INSTRUCTIONS TO FOLLOW: Exclude the pictures and reproduce the remaining data exactly as written.
########
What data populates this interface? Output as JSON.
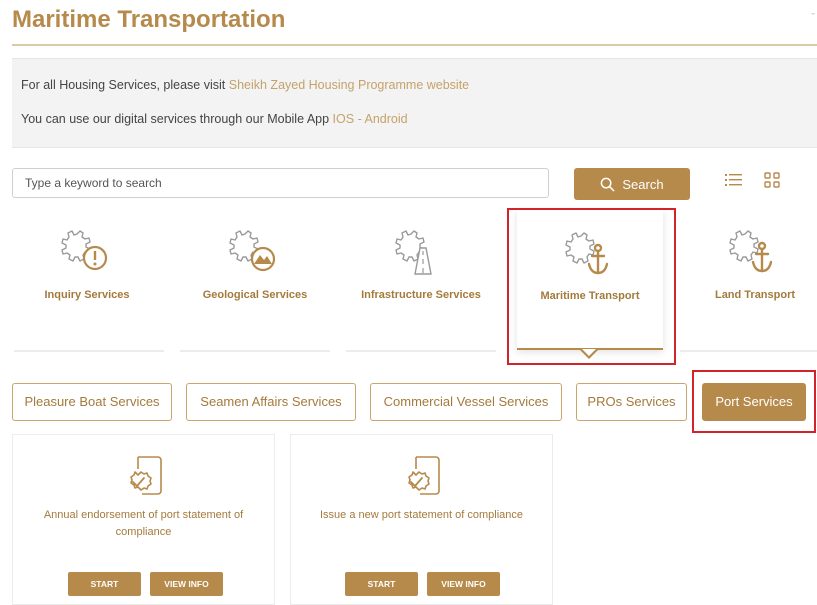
{
  "page": {
    "title": "Maritime Transportation",
    "corner_mark": "ˇ"
  },
  "notice": {
    "line1_text": "For all Housing Services, please visit ",
    "line1_link": "Sheikh Zayed Housing Programme website",
    "line2_text": "You can use our digital services through our Mobile App ",
    "line2_link_ios": "IOS",
    "line2_sep": " - ",
    "line2_link_android": "Android"
  },
  "search": {
    "placeholder": "Type a keyword to search",
    "button_label": "Search"
  },
  "categories": [
    {
      "label": "Inquiry Services",
      "icon": "gear-exclamation-icon"
    },
    {
      "label": "Geological Services",
      "icon": "gear-mountain-icon"
    },
    {
      "label": "Infrastructure Services",
      "icon": "gear-road-icon"
    },
    {
      "label": "Maritime Transport",
      "icon": "gear-anchor-icon",
      "active": true
    },
    {
      "label": "Land Transport",
      "icon": "gear-anchor-icon"
    }
  ],
  "subtabs": [
    {
      "label": "Pleasure Boat Services"
    },
    {
      "label": "Seamen Affairs Services"
    },
    {
      "label": "Commercial Vessel Services"
    },
    {
      "label": "PROs Services"
    },
    {
      "label": "Port Services",
      "active": true
    }
  ],
  "services": [
    {
      "title": "Annual endorsement of port statement of compliance",
      "start_label": "START",
      "info_label": "VIEW INFO"
    },
    {
      "title": "Issue a new port statement of compliance",
      "start_label": "START",
      "info_label": "VIEW INFO"
    }
  ],
  "colors": {
    "accent": "#b68a4b",
    "highlight": "#d2232a",
    "notice_bg": "#f3f3f3"
  }
}
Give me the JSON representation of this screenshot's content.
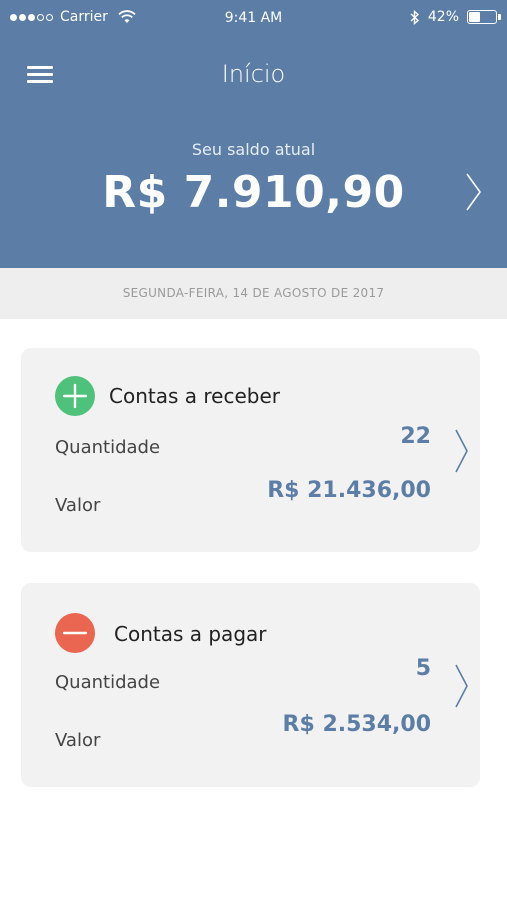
########
EXERCISE SOLUTION:
What data populates this interface? Output as JSON.
{
  "page": {
    "title": "Maritime Transportation",
    "corner_mark": "ˇ"
  },
  "notice": {
    "line1_text": "For all Housing Services, please visit ",
    "line1_link": "Sheikh Zayed Housing Programme website",
    "line2_text": "You can use our digital services through our Mobile App ",
    "line2_link_ios": "IOS",
    "line2_sep": " - ",
    "line2_link_android": "Android"
  },
  "search": {
    "placeholder": "Type a keyword to search",
    "button_label": "Search"
  },
  "categories": [
    {
      "label": "Inquiry Services",
      "icon": "gear-exclamation-icon"
    },
    {
      "label": "Geological Services",
      "icon": "gear-mountain-icon"
    },
    {
      "label": "Infrastructure Services",
      "icon": "gear-road-icon"
    },
    {
      "label": "Maritime Transport",
      "icon": "gear-anchor-icon",
      "active": true
    },
    {
      "label": "Land Transport",
      "icon": "gear-anchor-icon"
    }
  ],
  "subtabs": [
    {
      "label": "Pleasure Boat Services"
    },
    {
      "label": "Seamen Affairs Services"
    },
    {
      "label": "Commercial Vessel Services"
    },
    {
      "label": "PROs Services"
    },
    {
      "label": "Port Services",
      "active": true
    }
  ],
  "services": [
    {
      "title": "Annual endorsement of port statement of compliance",
      "start_label": "START",
      "info_label": "VIEW INFO"
    },
    {
      "title": "Issue a new port statement of compliance",
      "start_label": "START",
      "info_label": "VIEW INFO"
    }
  ],
  "colors": {
    "accent": "#b68a4b",
    "highlight": "#d2232a",
    "notice_bg": "#f3f3f3"
  }
}
Give me the JSON representation of this screenshot's content.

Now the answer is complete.